• **INFORMATION GIVEN**:
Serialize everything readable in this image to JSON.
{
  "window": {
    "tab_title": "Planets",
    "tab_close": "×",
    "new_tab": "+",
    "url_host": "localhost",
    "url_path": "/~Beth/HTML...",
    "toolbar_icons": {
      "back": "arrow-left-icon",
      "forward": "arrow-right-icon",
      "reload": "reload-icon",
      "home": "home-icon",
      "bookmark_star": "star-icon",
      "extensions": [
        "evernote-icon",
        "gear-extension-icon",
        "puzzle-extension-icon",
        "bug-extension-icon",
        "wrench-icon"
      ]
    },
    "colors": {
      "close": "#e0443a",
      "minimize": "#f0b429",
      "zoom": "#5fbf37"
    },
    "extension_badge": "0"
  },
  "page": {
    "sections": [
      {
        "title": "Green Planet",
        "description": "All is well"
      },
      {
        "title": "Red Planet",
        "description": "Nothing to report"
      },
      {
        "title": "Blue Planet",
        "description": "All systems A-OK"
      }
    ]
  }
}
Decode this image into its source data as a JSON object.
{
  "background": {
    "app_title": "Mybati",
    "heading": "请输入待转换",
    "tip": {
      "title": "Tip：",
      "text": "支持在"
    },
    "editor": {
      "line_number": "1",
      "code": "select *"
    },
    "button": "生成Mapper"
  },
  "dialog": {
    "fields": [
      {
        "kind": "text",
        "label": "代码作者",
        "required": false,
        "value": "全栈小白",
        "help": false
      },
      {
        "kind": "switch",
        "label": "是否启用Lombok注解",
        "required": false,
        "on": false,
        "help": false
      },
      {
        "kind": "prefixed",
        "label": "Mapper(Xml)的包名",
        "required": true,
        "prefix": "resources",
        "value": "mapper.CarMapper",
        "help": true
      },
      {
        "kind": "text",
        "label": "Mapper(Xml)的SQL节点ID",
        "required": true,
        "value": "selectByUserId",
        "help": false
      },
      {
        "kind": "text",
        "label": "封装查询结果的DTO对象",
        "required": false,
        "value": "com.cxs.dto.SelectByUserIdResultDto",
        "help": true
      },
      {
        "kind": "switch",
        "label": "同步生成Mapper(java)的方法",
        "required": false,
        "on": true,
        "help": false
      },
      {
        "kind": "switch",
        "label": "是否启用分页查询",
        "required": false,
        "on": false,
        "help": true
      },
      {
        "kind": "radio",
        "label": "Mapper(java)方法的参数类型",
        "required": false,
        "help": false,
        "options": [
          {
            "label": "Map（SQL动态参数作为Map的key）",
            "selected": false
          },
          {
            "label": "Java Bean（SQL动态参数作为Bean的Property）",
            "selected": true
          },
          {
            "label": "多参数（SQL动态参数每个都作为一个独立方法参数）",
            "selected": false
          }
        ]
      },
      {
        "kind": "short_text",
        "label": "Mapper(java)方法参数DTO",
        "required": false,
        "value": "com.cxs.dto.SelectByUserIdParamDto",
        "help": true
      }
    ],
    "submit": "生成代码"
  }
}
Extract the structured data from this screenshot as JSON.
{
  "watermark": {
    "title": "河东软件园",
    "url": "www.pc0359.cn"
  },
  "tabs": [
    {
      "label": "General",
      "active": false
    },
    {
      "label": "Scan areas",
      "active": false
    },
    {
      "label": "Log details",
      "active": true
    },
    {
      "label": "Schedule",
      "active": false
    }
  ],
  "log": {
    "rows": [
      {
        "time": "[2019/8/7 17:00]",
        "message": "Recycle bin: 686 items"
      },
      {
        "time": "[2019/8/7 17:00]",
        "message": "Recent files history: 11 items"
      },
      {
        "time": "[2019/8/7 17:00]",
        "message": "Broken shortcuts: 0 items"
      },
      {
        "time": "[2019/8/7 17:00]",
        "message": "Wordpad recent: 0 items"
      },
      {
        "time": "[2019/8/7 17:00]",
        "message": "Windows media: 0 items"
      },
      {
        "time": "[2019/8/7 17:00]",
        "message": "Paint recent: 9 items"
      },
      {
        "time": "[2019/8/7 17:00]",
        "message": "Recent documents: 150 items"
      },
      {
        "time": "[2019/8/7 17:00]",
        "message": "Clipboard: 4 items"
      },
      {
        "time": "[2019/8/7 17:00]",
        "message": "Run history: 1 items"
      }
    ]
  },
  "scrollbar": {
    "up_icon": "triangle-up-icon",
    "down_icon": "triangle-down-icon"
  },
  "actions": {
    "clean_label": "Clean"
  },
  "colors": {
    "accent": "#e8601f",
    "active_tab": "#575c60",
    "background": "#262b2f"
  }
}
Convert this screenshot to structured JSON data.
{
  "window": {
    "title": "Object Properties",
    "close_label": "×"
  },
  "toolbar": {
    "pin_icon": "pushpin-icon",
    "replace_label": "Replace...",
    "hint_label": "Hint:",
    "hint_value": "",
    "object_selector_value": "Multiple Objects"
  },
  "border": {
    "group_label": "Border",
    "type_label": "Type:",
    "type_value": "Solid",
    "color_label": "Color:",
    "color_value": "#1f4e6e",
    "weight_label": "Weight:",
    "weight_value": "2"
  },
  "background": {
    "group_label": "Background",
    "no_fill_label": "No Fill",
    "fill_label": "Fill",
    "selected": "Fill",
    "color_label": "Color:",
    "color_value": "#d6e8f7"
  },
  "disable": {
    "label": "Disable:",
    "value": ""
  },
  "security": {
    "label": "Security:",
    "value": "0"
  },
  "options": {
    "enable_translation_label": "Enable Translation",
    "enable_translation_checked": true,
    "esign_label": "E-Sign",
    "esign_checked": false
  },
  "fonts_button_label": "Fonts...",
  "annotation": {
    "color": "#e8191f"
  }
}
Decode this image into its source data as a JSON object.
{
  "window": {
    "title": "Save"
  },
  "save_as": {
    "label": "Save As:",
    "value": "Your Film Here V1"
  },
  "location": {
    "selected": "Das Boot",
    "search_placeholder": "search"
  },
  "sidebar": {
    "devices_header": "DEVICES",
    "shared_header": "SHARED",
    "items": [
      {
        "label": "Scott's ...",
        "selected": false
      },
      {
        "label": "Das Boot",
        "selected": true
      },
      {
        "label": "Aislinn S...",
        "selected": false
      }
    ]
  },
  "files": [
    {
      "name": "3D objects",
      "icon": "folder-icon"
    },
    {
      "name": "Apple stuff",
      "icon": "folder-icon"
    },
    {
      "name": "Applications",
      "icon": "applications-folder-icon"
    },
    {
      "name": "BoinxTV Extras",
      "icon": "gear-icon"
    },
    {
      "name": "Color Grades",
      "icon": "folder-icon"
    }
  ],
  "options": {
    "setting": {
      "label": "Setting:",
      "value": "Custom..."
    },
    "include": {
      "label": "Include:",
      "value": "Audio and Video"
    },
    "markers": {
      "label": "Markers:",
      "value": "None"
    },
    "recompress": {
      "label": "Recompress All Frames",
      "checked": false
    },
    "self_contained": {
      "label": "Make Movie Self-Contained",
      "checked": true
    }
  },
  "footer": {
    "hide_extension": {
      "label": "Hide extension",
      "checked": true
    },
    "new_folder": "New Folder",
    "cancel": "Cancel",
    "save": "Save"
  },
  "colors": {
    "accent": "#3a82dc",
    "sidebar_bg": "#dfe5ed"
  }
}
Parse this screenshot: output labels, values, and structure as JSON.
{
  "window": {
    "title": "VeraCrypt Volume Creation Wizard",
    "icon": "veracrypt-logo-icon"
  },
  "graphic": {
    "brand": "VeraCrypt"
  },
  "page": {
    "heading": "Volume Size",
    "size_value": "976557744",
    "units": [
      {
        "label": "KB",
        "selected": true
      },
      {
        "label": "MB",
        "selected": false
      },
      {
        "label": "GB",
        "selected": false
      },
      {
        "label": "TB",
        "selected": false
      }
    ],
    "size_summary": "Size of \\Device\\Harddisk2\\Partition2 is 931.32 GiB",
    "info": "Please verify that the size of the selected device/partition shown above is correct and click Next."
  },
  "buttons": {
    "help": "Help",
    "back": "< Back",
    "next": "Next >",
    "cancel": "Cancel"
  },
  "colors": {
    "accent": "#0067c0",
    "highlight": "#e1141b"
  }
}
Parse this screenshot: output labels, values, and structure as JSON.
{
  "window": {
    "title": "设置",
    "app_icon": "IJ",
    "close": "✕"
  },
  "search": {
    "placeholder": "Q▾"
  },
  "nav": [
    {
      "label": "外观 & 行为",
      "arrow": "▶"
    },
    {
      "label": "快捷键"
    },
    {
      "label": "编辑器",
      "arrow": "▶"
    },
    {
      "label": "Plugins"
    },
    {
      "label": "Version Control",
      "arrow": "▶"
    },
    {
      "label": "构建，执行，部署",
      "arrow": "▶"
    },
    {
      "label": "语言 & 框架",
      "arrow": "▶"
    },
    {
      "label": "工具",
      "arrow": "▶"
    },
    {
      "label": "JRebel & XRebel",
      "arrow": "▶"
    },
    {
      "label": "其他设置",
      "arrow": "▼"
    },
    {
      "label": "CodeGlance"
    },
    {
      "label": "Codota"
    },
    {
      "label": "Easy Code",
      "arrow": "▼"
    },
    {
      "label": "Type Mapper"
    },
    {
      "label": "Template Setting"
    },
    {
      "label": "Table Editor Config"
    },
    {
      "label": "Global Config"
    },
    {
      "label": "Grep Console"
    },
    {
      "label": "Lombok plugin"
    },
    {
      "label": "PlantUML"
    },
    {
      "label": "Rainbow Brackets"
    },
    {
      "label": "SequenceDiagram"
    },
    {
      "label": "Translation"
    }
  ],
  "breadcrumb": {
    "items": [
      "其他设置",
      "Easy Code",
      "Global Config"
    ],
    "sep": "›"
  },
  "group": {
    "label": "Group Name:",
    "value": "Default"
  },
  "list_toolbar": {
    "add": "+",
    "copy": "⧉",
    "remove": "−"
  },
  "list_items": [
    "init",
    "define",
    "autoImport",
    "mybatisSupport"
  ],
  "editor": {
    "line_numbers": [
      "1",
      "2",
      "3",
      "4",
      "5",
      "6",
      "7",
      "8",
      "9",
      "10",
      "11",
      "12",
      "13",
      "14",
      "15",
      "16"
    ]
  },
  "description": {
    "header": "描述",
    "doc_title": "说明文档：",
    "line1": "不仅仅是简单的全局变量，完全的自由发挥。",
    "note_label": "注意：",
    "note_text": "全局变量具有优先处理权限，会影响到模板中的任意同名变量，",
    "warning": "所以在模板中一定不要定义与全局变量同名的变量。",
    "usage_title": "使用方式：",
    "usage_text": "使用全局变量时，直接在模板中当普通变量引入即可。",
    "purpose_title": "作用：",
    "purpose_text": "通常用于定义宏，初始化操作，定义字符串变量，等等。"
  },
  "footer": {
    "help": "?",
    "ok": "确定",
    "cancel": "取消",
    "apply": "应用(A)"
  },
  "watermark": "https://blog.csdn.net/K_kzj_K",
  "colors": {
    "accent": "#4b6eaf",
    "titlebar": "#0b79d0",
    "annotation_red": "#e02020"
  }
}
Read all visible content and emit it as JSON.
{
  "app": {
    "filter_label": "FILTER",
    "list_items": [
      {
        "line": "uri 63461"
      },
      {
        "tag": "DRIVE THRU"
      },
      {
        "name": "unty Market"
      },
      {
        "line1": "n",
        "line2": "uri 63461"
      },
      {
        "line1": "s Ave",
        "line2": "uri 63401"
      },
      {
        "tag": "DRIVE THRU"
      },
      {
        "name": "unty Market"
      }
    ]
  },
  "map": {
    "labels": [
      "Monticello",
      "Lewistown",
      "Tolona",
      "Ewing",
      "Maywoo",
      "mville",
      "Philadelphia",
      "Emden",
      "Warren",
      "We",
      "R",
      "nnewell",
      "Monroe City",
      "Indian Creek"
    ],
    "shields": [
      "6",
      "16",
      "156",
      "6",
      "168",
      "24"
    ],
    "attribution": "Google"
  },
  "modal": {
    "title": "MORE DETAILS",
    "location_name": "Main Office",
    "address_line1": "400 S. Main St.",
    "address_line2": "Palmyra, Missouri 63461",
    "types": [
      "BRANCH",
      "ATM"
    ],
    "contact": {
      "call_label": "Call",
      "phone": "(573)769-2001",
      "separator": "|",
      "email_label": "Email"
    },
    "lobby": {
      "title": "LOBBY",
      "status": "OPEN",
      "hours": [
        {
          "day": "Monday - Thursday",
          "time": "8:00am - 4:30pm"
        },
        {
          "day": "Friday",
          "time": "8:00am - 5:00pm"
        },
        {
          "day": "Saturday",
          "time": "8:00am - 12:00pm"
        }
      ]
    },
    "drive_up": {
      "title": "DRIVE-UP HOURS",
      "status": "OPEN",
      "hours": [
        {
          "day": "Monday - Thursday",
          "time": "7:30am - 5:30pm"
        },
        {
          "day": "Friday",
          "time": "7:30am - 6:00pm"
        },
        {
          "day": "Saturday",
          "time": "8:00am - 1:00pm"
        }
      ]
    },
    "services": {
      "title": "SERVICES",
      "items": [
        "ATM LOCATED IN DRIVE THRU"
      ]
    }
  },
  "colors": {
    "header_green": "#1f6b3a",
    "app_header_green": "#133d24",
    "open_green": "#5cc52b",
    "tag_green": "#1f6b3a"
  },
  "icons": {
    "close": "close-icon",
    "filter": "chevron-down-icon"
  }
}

• **TASK TO COMPLETE**: Search the entries for the word "data" and gather every line where it appears.

• **FINISHED ANSWER**:
Decode this image into its source data as a JSON object.
Extract the structured data from this screenshot as JSON.
Convert this screenshot to structured JSON data.
Decode this image into its source data as a JSON object.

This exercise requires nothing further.